Extract the records from the start through the line that contains "x-tick-label: 1.5 xyxy=(123,301,138,313)", including that line, and copy each one without any change.

** Begin Provided records **

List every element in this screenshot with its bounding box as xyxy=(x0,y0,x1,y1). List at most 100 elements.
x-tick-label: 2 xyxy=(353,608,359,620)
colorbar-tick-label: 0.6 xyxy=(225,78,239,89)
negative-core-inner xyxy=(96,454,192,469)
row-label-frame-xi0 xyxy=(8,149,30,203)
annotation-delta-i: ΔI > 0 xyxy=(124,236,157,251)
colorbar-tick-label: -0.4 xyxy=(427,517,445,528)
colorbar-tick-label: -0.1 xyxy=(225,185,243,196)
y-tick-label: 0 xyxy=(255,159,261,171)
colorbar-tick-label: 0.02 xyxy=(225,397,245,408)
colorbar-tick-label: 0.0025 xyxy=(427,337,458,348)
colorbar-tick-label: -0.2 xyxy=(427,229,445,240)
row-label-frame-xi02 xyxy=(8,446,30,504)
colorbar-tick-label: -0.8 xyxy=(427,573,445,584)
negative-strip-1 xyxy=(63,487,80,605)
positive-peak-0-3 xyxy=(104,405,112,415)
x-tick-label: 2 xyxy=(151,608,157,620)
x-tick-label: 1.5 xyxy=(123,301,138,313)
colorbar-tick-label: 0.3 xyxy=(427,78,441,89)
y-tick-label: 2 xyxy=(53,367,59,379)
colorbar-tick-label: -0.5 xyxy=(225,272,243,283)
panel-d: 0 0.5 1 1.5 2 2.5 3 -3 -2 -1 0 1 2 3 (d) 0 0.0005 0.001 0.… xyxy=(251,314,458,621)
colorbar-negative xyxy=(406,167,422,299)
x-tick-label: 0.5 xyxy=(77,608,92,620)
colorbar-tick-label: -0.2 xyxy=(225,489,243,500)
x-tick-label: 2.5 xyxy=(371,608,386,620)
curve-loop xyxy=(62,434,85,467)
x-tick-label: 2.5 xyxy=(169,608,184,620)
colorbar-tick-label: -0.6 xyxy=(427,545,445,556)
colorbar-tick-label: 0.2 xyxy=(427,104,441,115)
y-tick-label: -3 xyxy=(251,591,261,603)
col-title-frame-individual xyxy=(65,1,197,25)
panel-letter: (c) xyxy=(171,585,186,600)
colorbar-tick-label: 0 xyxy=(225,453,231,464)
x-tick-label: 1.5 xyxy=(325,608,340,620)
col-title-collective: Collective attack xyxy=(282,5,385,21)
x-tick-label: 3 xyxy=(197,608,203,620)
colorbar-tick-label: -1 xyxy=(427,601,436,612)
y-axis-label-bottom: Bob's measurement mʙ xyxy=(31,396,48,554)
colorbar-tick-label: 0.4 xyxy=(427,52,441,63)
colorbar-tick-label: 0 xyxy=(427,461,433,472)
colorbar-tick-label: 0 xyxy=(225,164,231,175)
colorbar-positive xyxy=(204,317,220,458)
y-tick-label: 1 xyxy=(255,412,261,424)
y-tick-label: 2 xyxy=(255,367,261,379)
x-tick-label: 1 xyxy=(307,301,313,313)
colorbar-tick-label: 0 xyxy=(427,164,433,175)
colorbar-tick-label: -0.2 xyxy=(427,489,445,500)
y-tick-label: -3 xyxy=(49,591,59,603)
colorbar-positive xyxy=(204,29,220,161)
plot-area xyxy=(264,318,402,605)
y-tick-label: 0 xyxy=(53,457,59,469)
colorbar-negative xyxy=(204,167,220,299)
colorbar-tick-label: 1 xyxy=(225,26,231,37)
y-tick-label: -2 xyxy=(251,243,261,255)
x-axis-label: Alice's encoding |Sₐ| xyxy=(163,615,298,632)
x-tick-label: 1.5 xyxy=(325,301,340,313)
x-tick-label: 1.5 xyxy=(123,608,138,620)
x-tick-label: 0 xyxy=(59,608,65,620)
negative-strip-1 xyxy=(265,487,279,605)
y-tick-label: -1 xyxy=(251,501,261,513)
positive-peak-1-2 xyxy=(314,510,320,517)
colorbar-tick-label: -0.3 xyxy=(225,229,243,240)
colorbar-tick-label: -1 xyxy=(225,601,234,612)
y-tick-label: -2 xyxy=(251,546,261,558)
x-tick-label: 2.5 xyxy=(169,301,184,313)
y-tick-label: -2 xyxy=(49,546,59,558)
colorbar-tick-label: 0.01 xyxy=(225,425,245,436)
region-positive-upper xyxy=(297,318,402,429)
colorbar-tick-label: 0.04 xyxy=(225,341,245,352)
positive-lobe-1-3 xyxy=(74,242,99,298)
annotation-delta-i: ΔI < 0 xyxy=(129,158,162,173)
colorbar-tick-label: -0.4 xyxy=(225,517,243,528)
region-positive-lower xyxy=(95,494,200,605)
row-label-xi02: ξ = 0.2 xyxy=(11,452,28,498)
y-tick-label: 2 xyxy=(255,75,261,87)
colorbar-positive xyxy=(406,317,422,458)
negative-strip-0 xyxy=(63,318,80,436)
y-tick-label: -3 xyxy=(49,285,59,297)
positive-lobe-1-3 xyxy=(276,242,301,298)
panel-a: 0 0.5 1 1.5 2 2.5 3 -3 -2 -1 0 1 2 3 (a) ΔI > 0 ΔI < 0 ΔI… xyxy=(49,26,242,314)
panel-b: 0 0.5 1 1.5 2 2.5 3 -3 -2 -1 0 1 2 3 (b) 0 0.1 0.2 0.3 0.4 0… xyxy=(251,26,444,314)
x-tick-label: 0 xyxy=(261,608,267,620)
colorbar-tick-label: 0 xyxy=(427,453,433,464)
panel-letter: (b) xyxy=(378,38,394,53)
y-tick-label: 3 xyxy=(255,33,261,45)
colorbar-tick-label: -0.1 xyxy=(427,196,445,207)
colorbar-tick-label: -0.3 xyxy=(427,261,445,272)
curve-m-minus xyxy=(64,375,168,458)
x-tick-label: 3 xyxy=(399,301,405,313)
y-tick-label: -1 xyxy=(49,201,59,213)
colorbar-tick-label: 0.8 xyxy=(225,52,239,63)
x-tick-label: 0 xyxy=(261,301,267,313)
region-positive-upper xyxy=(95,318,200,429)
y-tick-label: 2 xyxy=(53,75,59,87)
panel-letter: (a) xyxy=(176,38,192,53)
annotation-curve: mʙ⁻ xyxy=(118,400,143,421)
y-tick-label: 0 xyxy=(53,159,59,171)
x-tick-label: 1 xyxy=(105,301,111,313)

** End Provided records **

### Exercise output
List every element in this screenshot with its bounding box as xyxy=(x0,y0,x1,y1). List at most 100 elements.
x-tick-label: 2 xyxy=(353,608,359,620)
colorbar-tick-label: 0.6 xyxy=(225,78,239,89)
negative-core-inner xyxy=(96,454,192,469)
row-label-frame-xi0 xyxy=(8,149,30,203)
annotation-delta-i: ΔI > 0 xyxy=(124,236,157,251)
colorbar-tick-label: -0.4 xyxy=(427,517,445,528)
colorbar-tick-label: -0.1 xyxy=(225,185,243,196)
y-tick-label: 0 xyxy=(255,159,261,171)
colorbar-tick-label: 0.02 xyxy=(225,397,245,408)
colorbar-tick-label: 0.0025 xyxy=(427,337,458,348)
colorbar-tick-label: -0.2 xyxy=(427,229,445,240)
row-label-frame-xi02 xyxy=(8,446,30,504)
colorbar-tick-label: -0.8 xyxy=(427,573,445,584)
negative-strip-1 xyxy=(63,487,80,605)
positive-peak-0-3 xyxy=(104,405,112,415)
x-tick-label: 2 xyxy=(151,608,157,620)
x-tick-label: 1.5 xyxy=(123,301,138,313)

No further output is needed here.